(Collected data entries)
____
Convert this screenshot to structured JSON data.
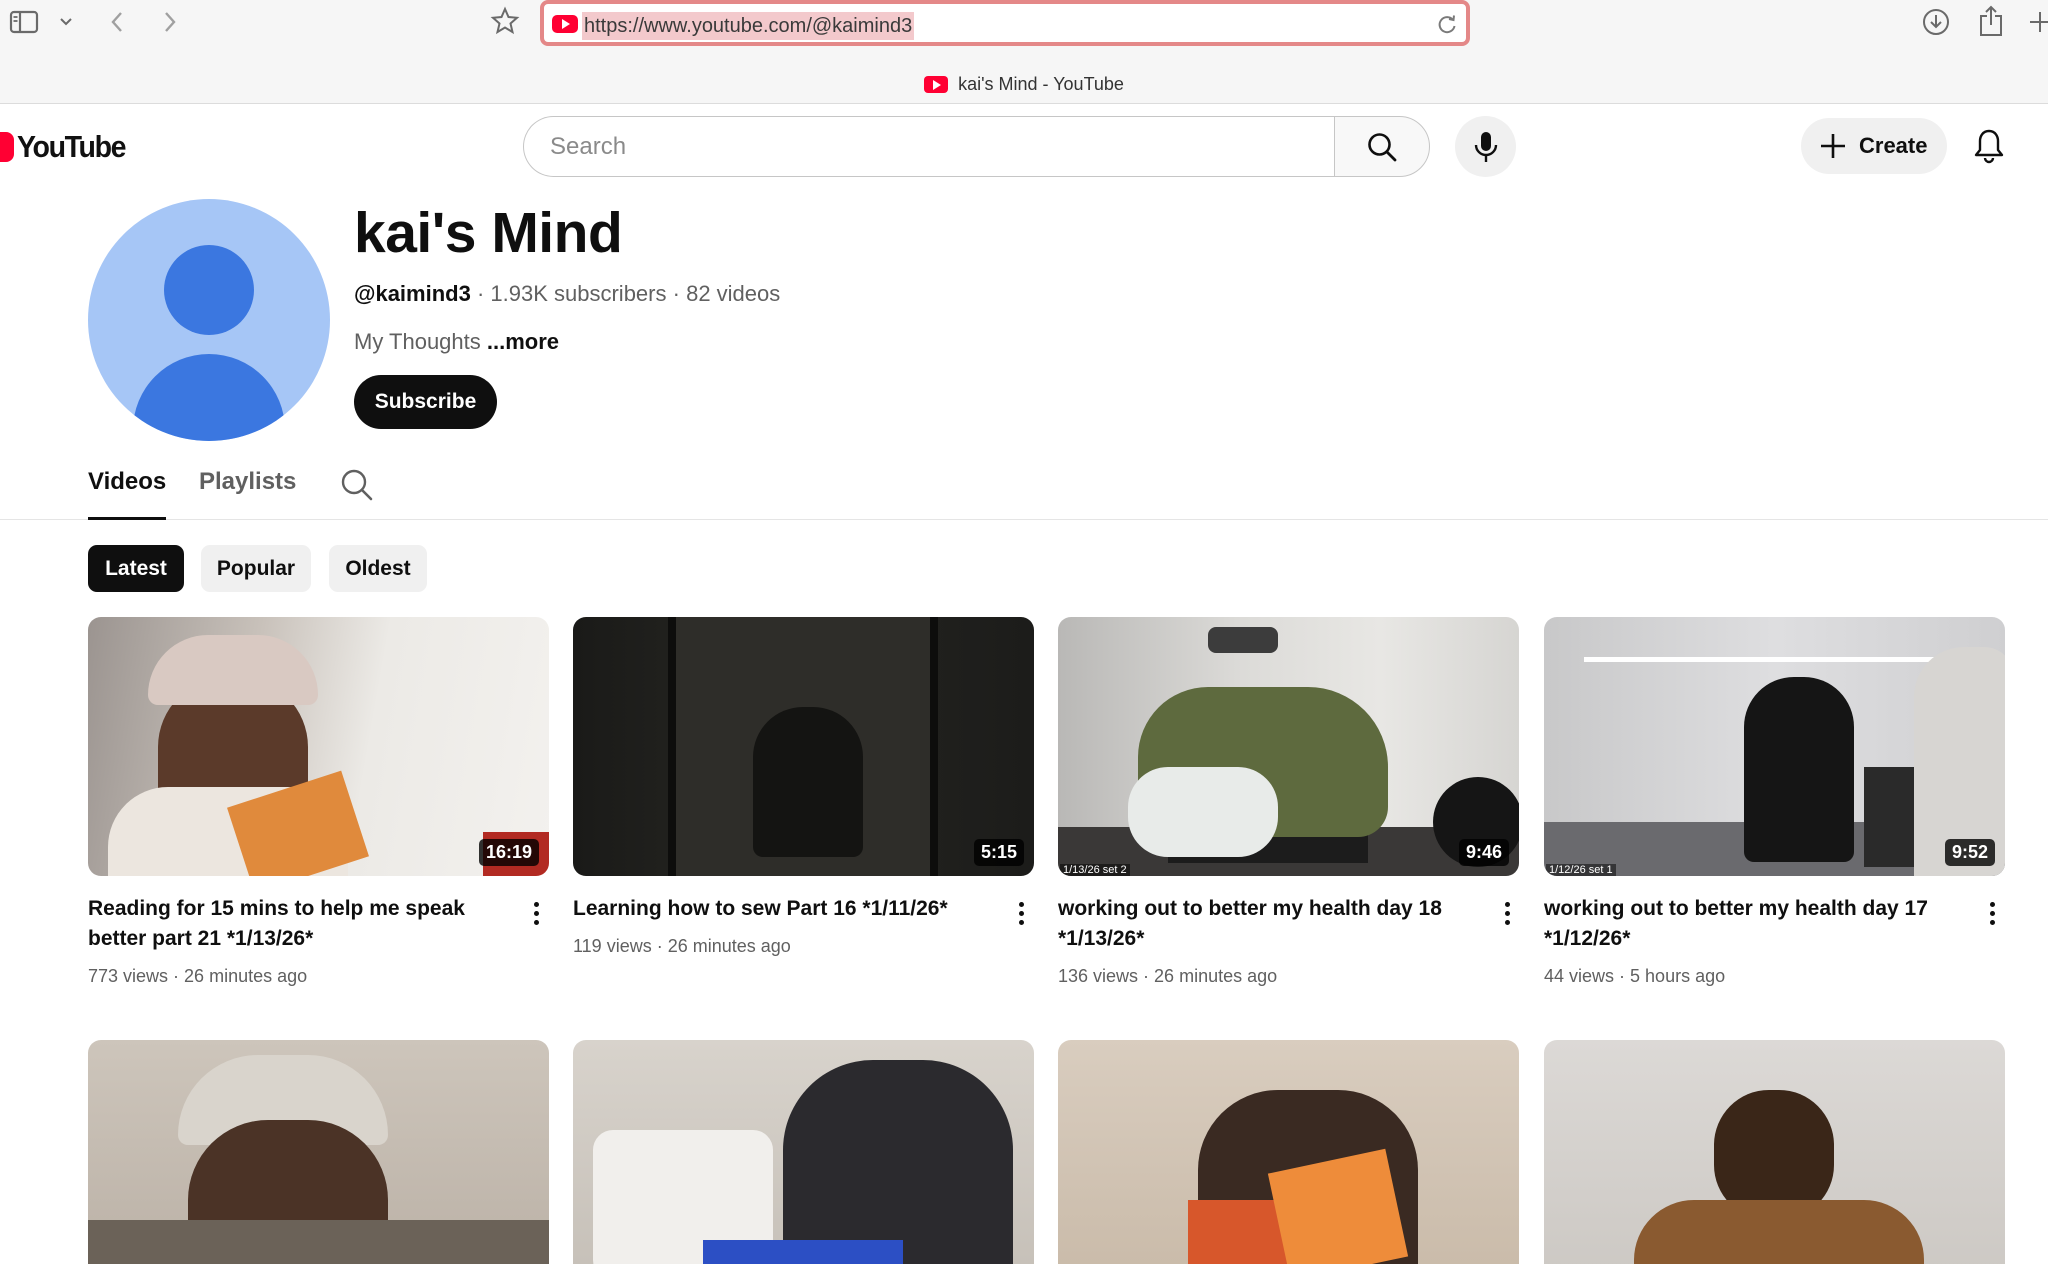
{
  "browser": {
    "url": "https://www.youtube.com/@kaimind3",
    "tab_title": "kai's Mind - YouTube"
  },
  "header": {
    "logo_text": "YouTube",
    "search_placeholder": "Search",
    "create_label": "Create"
  },
  "channel": {
    "name": "kai's Mind",
    "handle": "@kaimind3",
    "subscribers": "1.93K subscribers",
    "videos_count": "82 videos",
    "description": "My Thoughts",
    "more_label": "...more",
    "subscribe_label": "Subscribe"
  },
  "tabs": [
    {
      "label": "Videos",
      "active": true
    },
    {
      "label": "Playlists",
      "active": false
    }
  ],
  "chips": [
    {
      "label": "Latest",
      "selected": true
    },
    {
      "label": "Popular",
      "selected": false
    },
    {
      "label": "Oldest",
      "selected": false
    }
  ],
  "videos": [
    {
      "title": "Reading for 15 mins to help me speak better part 21 *1/13/26*",
      "views": "773 views",
      "age": "26 minutes ago",
      "duration": "16:19"
    },
    {
      "title": "Learning how to sew Part 16 *1/11/26*",
      "views": "119 views",
      "age": "26 minutes ago",
      "duration": "5:15"
    },
    {
      "title": "working out to better my health day 18 *1/13/26*",
      "views": "136 views",
      "age": "26 minutes ago",
      "duration": "9:46",
      "stamp": "1/13/26 set 2"
    },
    {
      "title": "working out to better my health day 17 *1/12/26*",
      "views": "44 views",
      "age": "5 hours ago",
      "duration": "9:52",
      "stamp": "1/12/26 set 1"
    }
  ],
  "colors": {
    "youtube_red": "#ff0033",
    "text_primary": "#0f0f0f",
    "text_secondary": "#606060",
    "avatar_bg": "#a6c6f6",
    "avatar_fg": "#3b77e0"
  }
}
____
> Exercise instructions
None of the pictures should appear; repeat the records exactly otherwise.

> Task result
Convert this screenshot to structured JSON data.
{
  "browser": {
    "url": "https://www.youtube.com/@kaimind3",
    "tab_title": "kai's Mind - YouTube"
  },
  "header": {
    "logo_text": "YouTube",
    "search_placeholder": "Search",
    "create_label": "Create"
  },
  "channel": {
    "name": "kai's Mind",
    "handle": "@kaimind3",
    "subscribers": "1.93K subscribers",
    "videos_count": "82 videos",
    "description": "My Thoughts",
    "more_label": "...more",
    "subscribe_label": "Subscribe"
  },
  "tabs": [
    {
      "label": "Videos",
      "active": true
    },
    {
      "label": "Playlists",
      "active": false
    }
  ],
  "chips": [
    {
      "label": "Latest",
      "selected": true
    },
    {
      "label": "Popular",
      "selected": false
    },
    {
      "label": "Oldest",
      "selected": false
    }
  ],
  "videos": [
    {
      "title": "Reading for 15 mins to help me speak better part 21 *1/13/26*",
      "views": "773 views",
      "age": "26 minutes ago",
      "duration": "16:19"
    },
    {
      "title": "Learning how to sew Part 16 *1/11/26*",
      "views": "119 views",
      "age": "26 minutes ago",
      "duration": "5:15"
    },
    {
      "title": "working out to better my health day 18 *1/13/26*",
      "views": "136 views",
      "age": "26 minutes ago",
      "duration": "9:46",
      "stamp": "1/13/26 set 2"
    },
    {
      "title": "working out to better my health day 17 *1/12/26*",
      "views": "44 views",
      "age": "5 hours ago",
      "duration": "9:52",
      "stamp": "1/12/26 set 1"
    }
  ],
  "colors": {
    "youtube_red": "#ff0033",
    "text_primary": "#0f0f0f",
    "text_secondary": "#606060",
    "avatar_bg": "#a6c6f6",
    "avatar_fg": "#3b77e0"
  }
}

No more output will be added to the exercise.